From the listing below, return each line that includes "title".

▼

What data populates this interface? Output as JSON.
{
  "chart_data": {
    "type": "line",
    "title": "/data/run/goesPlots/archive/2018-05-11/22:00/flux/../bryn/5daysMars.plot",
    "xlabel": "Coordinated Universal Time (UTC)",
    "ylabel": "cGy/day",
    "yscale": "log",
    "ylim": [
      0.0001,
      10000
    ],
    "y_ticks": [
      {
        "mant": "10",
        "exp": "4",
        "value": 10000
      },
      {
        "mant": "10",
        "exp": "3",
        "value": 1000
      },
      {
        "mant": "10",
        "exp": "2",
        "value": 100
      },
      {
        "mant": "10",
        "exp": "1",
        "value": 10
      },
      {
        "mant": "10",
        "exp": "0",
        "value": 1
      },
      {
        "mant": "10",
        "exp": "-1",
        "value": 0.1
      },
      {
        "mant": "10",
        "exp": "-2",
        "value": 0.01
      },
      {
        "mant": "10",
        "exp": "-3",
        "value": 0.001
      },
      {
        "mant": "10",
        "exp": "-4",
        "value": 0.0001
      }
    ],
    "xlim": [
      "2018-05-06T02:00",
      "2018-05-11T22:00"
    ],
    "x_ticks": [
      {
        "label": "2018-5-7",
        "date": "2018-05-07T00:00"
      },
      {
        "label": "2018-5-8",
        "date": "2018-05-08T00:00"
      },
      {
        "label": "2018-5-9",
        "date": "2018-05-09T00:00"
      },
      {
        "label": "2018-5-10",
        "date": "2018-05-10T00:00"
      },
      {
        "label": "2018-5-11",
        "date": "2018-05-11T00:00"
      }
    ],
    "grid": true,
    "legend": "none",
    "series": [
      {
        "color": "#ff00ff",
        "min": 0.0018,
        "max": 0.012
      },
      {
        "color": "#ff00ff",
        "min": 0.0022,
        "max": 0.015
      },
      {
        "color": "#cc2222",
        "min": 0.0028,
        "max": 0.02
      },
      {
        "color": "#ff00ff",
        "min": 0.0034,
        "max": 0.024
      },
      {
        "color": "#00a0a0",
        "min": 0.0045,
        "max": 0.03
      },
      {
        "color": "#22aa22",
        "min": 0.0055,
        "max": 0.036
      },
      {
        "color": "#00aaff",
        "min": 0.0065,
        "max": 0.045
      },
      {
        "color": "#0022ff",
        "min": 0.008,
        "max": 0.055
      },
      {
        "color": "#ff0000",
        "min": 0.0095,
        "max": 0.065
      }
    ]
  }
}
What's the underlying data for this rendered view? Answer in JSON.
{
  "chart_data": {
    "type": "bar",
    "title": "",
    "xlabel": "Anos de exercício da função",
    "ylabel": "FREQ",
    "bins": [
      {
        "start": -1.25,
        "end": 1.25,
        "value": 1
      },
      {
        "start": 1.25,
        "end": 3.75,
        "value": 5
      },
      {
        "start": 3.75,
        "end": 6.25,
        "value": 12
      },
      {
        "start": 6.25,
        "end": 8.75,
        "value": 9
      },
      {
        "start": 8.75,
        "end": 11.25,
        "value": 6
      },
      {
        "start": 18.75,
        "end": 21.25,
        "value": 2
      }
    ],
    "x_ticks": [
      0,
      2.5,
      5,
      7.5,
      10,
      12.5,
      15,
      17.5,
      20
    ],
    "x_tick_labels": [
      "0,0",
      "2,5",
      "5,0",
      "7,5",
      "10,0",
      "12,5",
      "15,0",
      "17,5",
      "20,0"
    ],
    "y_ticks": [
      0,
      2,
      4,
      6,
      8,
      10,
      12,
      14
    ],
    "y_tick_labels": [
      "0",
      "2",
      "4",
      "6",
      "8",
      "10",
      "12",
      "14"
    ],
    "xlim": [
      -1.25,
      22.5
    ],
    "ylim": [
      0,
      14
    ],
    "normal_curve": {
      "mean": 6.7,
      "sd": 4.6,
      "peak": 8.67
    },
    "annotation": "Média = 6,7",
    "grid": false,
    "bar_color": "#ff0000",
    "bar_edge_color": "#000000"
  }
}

▲

:: TASK OUTPUT ::
    "title": "/data/run/goesPlots/archive/2018-05-11/22:00/flux/../bryn/5daysMars.plot",
    "title": "",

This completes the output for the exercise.